— Work instructions —
List every line below containing "page".
··· Excerpted records ···
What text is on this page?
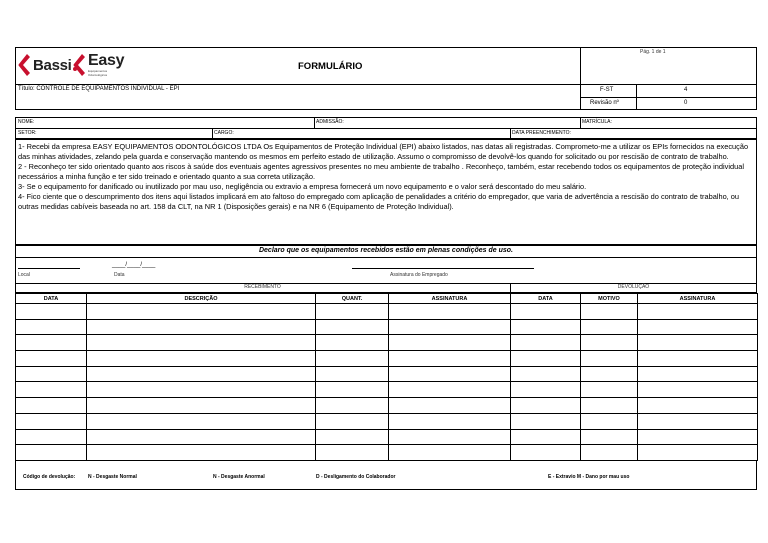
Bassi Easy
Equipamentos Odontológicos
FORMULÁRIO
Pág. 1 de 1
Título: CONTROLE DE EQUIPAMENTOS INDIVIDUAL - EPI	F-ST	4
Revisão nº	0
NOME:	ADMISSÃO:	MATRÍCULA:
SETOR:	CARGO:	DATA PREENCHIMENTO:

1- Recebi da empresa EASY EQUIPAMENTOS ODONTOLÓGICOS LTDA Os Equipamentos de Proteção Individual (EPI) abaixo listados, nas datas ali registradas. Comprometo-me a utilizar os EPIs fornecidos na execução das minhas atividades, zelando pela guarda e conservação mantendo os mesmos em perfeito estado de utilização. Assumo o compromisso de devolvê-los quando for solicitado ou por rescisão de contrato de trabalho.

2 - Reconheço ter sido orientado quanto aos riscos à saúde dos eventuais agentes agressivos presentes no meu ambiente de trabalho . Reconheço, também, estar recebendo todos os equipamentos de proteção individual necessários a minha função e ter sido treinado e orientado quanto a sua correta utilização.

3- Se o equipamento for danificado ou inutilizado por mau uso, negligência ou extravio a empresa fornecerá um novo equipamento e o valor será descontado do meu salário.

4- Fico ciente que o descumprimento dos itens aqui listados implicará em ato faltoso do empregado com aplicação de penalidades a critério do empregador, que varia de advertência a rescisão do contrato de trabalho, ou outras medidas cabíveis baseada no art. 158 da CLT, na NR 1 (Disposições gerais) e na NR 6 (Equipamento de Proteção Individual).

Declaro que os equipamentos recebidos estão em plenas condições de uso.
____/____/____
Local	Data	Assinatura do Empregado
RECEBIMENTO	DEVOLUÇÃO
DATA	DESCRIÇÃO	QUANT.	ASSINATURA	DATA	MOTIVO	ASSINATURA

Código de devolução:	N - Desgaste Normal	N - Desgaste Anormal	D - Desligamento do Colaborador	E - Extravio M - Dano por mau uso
···
··· Excerpted records ···
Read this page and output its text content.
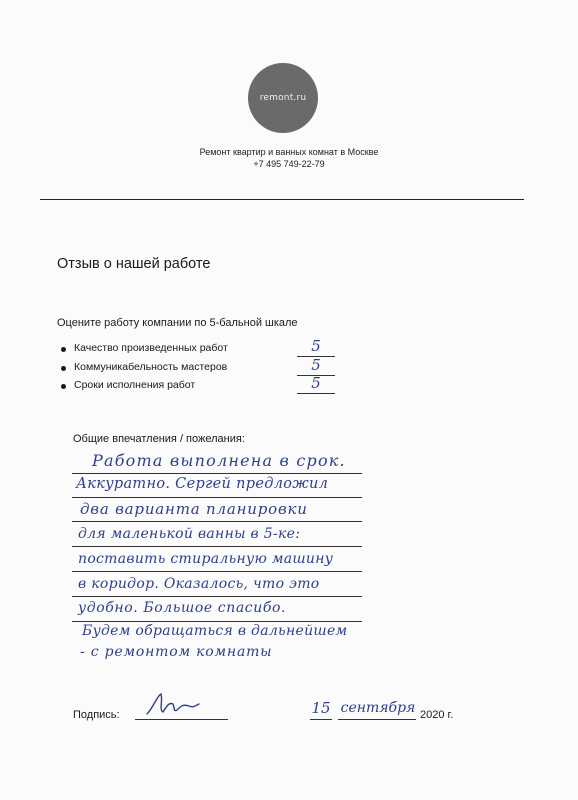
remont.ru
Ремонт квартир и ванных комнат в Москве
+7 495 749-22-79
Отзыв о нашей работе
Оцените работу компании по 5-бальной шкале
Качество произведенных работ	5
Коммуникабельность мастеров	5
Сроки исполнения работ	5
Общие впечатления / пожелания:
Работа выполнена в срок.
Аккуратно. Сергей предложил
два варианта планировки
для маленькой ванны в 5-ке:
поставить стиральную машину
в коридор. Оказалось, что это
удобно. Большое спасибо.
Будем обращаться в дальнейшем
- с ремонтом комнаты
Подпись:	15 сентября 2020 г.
···
— Final result —
What text is on this page?
Read this page and output its text content.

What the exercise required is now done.